> [Written task]: Extract the entries in their exact form.

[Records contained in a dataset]
+ + + +
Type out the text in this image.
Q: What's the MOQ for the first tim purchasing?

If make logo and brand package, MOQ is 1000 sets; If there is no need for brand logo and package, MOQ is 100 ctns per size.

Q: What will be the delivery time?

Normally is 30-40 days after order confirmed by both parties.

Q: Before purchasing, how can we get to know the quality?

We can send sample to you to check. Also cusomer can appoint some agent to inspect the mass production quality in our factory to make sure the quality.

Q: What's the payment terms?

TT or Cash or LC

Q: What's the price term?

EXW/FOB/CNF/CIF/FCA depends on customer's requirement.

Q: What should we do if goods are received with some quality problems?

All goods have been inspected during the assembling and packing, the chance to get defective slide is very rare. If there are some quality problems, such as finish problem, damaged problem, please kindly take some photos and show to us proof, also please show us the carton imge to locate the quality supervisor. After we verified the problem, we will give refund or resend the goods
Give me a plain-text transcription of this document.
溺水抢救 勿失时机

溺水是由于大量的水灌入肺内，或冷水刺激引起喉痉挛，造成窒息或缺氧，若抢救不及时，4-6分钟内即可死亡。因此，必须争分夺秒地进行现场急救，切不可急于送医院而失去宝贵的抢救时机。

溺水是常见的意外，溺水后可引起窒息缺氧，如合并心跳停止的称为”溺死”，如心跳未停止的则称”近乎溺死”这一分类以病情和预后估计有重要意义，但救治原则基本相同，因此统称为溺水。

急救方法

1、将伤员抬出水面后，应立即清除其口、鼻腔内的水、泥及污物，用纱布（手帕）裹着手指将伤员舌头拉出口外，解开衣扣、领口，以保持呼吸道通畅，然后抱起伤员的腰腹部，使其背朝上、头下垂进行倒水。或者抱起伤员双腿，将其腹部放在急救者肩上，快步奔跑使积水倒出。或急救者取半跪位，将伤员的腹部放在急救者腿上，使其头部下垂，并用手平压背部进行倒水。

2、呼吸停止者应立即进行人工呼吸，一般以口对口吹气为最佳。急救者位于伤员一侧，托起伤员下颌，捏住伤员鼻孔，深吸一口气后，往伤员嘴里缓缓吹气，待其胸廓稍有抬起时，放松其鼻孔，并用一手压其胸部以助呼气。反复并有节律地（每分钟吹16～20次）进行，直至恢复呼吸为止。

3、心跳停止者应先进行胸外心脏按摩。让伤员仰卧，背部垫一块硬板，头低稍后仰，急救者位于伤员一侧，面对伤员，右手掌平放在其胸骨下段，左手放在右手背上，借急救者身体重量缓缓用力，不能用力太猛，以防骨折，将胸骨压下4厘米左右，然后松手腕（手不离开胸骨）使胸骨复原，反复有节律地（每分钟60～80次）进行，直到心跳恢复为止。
+ + + +
> [Solution to this task]:
Type out the text in this image.
Q: What's the MOQ for the first tim purchasing?

If make logo and brand package, MOQ is 1000 sets; If there is no need for brand logo and package, MOQ is 100 ctns per size.

Q: What will be the delivery time?

Normally is 30-40 days after order confirmed by both parties.

Q: Before purchasing, how can we get to know the quality?

We can send sample to you to check. Also cusomer can appoint some agent to inspect the mass production quality in our factory to make sure the quality.

Q: What's the payment terms?

TT or Cash or LC

Q: What's the price term?

EXW/FOB/CNF/CIF/FCA depends on customer's requirement.

Q: What should we do if goods are received with some quality problems?

All goods have been inspected during the assembling and packing, the chance to get defective slide is very rare. If there are some quality problems, such as finish problem, damaged problem, please kindly take some photos and show to us proof, also please show us the carton imge to locate the quality supervisor. After we verified the problem, we will give refund or resend the goods
Give me a plain-text transcription of this document.
溺水抢救 勿失时机

溺水是由于大量的水灌入肺内，或冷水刺激引起喉痉挛，造成窒息或缺氧，若抢救不及时，4-6分钟内即可死亡。因此，必须争分夺秒地进行现场急救，切不可急于送医院而失去宝贵的抢救时机。

溺水是常见的意外，溺水后可引起窒息缺氧，如合并心跳停止的称为”溺死”，如心跳未停止的则称”近乎溺死”这一分类以病情和预后估计有重要意义，但救治原则基本相同，因此统称为溺水。

急救方法

1、将伤员抬出水面后，应立即清除其口、鼻腔内的水、泥及污物，用纱布（手帕）裹着手指将伤员舌头拉出口外，解开衣扣、领口，以保持呼吸道通畅，然后抱起伤员的腰腹部，使其背朝上、头下垂进行倒水。或者抱起伤员双腿，将其腹部放在急救者肩上，快步奔跑使积水倒出。或急救者取半跪位，将伤员的腹部放在急救者腿上，使其头部下垂，并用手平压背部进行倒水。

2、呼吸停止者应立即进行人工呼吸，一般以口对口吹气为最佳。急救者位于伤员一侧，托起伤员下颌，捏住伤员鼻孔，深吸一口气后，往伤员嘴里缓缓吹气，待其胸廓稍有抬起时，放松其鼻孔，并用一手压其胸部以助呼气。反复并有节律地（每分钟吹16～20次）进行，直至恢复呼吸为止。

3、心跳停止者应先进行胸外心脏按摩。让伤员仰卧，背部垫一块硬板，头低稍后仰，急救者位于伤员一侧，面对伤员，右手掌平放在其胸骨下段，左手放在右手背上，借急救者身体重量缓缓用力，不能用力太猛，以防骨折，将胸骨压下4厘米左右，然后松手腕（手不离开胸骨）使胸骨复原，反复有节律地（每分钟60～80次）进行，直到心跳恢复为止。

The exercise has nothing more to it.